→ **EXERCISE DETAILS**
For each line of the data below that holds "aute", copy the line.

→ **EXTRACTED ENTRIES**
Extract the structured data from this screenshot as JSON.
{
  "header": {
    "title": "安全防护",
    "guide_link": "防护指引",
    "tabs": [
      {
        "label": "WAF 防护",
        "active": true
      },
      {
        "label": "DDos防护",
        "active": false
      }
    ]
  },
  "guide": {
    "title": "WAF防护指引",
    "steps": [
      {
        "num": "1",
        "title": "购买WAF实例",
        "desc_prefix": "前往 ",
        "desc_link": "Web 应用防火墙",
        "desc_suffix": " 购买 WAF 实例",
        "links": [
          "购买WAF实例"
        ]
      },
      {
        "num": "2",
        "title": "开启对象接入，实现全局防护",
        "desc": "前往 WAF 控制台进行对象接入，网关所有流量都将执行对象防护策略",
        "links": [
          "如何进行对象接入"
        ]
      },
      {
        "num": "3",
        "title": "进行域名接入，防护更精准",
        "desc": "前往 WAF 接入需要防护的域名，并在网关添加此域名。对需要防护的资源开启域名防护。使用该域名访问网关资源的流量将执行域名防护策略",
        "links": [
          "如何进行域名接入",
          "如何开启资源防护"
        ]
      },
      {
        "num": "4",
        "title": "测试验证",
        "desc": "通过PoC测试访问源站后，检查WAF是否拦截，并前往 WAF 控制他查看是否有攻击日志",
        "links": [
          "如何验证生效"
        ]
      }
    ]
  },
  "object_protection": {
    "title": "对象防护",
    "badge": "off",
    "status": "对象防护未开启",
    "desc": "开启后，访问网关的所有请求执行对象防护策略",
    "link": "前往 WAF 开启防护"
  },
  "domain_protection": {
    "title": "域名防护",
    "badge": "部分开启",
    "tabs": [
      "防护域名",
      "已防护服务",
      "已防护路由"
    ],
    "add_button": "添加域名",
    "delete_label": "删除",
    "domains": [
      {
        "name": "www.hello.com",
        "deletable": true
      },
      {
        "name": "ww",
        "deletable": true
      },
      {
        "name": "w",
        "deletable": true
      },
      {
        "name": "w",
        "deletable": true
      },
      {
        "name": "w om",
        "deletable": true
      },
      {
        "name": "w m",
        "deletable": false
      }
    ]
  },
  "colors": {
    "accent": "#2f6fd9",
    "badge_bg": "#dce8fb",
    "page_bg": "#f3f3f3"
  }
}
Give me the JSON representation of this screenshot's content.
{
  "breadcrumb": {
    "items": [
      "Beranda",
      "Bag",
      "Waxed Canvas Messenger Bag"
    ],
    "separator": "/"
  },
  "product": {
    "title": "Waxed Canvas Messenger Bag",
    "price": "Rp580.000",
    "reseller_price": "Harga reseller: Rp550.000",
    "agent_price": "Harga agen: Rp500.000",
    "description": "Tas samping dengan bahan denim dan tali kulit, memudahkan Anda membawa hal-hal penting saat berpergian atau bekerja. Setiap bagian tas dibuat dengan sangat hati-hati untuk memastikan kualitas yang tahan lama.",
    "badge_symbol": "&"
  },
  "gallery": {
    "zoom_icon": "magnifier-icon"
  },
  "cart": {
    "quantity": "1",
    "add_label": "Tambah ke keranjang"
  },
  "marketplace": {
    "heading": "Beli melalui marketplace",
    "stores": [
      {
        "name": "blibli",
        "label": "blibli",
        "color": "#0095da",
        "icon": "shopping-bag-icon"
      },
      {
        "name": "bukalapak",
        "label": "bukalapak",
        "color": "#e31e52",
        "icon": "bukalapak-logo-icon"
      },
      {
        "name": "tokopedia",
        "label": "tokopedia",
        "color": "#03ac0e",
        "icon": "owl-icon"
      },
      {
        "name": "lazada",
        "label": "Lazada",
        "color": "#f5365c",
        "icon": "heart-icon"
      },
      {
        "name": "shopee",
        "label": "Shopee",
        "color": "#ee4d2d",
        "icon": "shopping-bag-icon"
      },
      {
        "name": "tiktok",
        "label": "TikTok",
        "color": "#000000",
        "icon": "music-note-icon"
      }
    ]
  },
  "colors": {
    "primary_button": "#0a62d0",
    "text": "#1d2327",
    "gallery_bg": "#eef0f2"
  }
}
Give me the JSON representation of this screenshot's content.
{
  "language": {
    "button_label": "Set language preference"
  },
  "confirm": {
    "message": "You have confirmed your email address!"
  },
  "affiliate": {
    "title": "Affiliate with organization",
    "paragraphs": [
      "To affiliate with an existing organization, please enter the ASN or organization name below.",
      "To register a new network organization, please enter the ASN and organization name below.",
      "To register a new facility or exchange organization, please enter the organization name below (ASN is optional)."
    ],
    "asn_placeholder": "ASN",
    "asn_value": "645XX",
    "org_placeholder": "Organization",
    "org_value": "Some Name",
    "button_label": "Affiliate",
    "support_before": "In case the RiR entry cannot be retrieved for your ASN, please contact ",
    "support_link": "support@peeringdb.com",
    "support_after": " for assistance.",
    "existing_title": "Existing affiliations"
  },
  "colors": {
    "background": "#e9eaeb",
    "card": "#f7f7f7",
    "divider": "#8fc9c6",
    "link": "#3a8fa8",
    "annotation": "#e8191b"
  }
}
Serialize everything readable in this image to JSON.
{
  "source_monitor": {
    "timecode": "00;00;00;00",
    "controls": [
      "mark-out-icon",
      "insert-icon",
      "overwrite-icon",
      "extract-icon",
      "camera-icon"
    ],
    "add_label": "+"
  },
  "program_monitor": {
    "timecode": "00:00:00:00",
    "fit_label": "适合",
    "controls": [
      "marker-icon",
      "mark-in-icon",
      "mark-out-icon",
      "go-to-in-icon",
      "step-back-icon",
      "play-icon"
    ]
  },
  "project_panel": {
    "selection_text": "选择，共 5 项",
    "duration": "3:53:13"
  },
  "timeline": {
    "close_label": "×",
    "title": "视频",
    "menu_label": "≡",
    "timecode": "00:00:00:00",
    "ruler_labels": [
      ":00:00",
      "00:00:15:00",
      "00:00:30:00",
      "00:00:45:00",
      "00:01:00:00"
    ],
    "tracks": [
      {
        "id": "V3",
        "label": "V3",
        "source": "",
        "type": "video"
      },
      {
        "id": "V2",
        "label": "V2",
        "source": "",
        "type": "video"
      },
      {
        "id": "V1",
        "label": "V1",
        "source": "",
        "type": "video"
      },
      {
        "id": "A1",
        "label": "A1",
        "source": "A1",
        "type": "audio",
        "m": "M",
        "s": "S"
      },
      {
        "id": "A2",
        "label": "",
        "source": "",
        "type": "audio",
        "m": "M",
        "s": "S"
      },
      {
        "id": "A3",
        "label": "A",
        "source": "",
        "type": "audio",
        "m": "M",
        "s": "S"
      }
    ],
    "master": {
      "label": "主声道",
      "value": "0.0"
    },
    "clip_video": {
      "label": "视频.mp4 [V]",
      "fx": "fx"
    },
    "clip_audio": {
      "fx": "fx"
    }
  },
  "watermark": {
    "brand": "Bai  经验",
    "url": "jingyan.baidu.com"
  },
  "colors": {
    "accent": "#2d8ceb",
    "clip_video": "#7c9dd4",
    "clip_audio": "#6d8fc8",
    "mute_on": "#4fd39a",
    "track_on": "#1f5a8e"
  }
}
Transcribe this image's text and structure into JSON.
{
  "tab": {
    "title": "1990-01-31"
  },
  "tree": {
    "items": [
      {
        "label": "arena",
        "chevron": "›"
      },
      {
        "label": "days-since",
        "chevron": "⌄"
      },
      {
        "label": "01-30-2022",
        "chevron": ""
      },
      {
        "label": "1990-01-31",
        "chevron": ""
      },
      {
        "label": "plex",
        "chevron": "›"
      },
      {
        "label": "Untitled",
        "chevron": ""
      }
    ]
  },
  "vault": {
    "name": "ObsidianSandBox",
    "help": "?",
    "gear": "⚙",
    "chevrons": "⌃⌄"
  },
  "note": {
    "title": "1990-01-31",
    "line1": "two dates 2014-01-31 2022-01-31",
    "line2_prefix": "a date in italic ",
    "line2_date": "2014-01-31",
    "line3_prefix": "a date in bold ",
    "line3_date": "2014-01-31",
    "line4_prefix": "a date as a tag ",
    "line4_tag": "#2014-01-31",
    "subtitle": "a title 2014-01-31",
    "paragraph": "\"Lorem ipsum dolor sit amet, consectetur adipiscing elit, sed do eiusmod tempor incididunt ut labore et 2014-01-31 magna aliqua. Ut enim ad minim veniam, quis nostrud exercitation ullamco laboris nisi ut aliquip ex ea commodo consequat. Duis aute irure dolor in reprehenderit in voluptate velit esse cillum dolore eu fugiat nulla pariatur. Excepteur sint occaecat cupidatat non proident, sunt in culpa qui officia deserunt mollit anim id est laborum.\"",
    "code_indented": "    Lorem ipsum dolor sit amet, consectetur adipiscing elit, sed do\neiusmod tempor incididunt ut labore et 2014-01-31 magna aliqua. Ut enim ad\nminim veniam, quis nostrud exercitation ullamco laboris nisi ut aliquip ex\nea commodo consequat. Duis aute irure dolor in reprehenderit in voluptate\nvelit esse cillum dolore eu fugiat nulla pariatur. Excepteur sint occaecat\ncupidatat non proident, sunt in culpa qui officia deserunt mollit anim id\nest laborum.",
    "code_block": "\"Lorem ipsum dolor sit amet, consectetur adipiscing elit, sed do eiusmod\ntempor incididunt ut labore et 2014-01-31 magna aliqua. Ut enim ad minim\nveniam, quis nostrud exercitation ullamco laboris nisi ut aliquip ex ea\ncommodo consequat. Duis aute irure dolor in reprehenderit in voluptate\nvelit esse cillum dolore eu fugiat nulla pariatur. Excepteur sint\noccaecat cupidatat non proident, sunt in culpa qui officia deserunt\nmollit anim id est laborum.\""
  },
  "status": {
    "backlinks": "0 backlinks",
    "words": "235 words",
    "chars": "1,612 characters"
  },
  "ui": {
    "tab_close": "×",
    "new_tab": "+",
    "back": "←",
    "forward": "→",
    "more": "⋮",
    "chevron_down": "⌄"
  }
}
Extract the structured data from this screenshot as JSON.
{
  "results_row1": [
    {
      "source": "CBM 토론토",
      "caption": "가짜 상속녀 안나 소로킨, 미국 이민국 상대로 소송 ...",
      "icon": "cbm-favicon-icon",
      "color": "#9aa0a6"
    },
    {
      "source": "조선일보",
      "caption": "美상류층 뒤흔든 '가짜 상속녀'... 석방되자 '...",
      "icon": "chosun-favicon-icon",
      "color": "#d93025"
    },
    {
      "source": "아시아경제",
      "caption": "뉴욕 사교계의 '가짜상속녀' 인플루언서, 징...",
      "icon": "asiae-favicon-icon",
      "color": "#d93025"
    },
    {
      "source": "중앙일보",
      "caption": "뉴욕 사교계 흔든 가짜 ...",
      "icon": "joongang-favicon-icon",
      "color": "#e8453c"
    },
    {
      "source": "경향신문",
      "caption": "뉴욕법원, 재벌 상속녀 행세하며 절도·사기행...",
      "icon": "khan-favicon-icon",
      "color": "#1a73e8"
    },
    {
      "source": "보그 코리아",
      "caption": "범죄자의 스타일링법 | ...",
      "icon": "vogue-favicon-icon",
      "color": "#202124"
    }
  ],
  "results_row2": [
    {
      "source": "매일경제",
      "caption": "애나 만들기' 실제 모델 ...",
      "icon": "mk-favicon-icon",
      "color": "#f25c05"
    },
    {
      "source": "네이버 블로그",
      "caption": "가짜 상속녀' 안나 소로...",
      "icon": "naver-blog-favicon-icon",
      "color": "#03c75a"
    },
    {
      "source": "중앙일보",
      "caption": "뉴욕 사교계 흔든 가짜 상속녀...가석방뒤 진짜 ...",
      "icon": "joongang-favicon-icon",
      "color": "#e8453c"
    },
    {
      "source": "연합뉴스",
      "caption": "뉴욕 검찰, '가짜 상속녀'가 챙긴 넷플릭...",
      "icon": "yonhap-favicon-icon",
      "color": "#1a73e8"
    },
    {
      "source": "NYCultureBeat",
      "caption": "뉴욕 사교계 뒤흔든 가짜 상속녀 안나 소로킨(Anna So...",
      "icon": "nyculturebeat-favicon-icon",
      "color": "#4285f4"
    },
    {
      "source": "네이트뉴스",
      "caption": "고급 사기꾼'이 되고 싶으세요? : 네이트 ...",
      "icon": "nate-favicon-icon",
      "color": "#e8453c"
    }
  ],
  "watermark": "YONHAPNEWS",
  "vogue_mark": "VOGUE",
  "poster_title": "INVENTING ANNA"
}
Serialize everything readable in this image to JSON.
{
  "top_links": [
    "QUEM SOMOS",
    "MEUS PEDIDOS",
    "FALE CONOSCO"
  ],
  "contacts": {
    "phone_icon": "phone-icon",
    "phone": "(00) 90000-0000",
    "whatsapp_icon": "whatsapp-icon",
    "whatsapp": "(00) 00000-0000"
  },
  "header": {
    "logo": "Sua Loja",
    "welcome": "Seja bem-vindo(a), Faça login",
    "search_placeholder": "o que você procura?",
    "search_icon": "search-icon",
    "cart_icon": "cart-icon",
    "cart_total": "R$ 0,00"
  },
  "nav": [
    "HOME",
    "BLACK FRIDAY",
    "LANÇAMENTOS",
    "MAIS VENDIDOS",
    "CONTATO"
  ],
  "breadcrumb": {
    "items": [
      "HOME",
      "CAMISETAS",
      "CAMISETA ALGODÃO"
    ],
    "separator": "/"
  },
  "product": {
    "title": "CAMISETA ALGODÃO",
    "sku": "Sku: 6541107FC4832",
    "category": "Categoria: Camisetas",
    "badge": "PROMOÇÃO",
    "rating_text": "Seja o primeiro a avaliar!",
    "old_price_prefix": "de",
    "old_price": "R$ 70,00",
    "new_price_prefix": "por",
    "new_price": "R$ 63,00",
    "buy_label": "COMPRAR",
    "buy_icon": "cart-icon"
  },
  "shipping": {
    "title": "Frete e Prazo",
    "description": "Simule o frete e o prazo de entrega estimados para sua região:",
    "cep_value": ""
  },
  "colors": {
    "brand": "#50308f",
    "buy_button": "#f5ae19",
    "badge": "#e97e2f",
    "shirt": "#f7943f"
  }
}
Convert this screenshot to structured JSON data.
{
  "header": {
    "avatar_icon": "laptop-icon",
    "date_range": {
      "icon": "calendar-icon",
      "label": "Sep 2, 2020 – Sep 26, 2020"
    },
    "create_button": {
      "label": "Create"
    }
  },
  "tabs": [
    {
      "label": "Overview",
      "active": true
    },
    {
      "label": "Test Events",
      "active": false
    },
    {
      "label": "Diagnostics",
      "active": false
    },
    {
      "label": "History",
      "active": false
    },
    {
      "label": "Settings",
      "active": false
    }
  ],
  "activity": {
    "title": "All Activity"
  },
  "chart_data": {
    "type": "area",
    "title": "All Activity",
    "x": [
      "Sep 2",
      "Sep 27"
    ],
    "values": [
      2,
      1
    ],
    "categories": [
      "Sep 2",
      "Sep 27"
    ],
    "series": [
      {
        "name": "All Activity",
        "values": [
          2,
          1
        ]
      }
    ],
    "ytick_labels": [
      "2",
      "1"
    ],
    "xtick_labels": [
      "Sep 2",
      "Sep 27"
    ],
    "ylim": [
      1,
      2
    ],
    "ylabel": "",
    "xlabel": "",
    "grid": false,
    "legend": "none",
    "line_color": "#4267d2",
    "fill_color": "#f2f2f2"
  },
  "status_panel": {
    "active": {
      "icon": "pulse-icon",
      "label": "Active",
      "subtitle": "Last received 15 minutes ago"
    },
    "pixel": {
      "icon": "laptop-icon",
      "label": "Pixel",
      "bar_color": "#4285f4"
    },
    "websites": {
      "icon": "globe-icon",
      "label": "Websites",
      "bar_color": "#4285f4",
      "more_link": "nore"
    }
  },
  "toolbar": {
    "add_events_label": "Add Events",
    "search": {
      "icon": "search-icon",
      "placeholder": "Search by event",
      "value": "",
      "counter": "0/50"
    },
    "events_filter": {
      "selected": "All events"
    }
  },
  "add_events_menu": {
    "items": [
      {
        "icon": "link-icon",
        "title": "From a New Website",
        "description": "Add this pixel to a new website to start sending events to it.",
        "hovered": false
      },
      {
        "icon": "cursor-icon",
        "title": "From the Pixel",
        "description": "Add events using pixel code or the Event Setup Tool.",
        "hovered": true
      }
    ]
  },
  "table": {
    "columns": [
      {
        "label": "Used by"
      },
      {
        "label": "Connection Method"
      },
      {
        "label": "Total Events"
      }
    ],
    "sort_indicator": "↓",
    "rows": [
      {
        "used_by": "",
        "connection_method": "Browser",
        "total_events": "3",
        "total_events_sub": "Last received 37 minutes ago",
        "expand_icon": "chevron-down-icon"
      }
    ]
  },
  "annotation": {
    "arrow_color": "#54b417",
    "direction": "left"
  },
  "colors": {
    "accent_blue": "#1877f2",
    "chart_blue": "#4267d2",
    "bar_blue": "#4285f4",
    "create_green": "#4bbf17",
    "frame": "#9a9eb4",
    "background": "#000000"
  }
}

→ **ANSWER FOR THE TASK**
    "paragraph": "\"Lorem ipsum dolor sit amet, consectetur adipiscing elit, sed do eiusmod tempor incididunt ut labore et 2014-01-31 magna aliqua. Ut enim ad minim veniam, quis nostrud exercitation ullamco laboris nisi ut aliquip ex ea commodo consequat. Duis aute irure dolor in reprehenderit in voluptate velit esse cillum dolore eu fugiat nulla pariatur. Excepteur sint occaecat cupidatat non proident, sunt in culpa qui officia deserunt mollit anim id est laborum.\"",
    "code_indented": "    Lorem ipsum dolor sit amet, consectetur adipiscing elit, sed do\neiusmod tempor incididunt ut labore et 2014-01-31 magna aliqua. Ut enim ad\nminim veniam, quis nostrud exercitation ullamco laboris nisi ut aliquip ex\nea commodo consequat. Duis aute irure dolor in reprehenderit in voluptate\nvelit esse cillum dolore eu fugiat nulla pariatur. Excepteur sint occaecat\ncupidatat non proident, sunt in culpa qui officia deserunt mollit anim id\nest laborum.",
    "code_block": "\"Lorem ipsum dolor sit amet, consectetur adipiscing elit, sed do eiusmod\ntempor incididunt ut labore et 2014-01-31 magna aliqua. Ut enim ad minim\nveniam, quis nostrud exercitation ullamco laboris nisi ut aliquip ex ea\ncommodo consequat. Duis aute irure dolor in reprehenderit in voluptate\nvelit esse cillum dolore eu fugiat nulla pariatur. Excepteur sint\noccaecat cupidatat non proident, sunt in culpa qui officia deserunt\nmollit anim id est laborum.\""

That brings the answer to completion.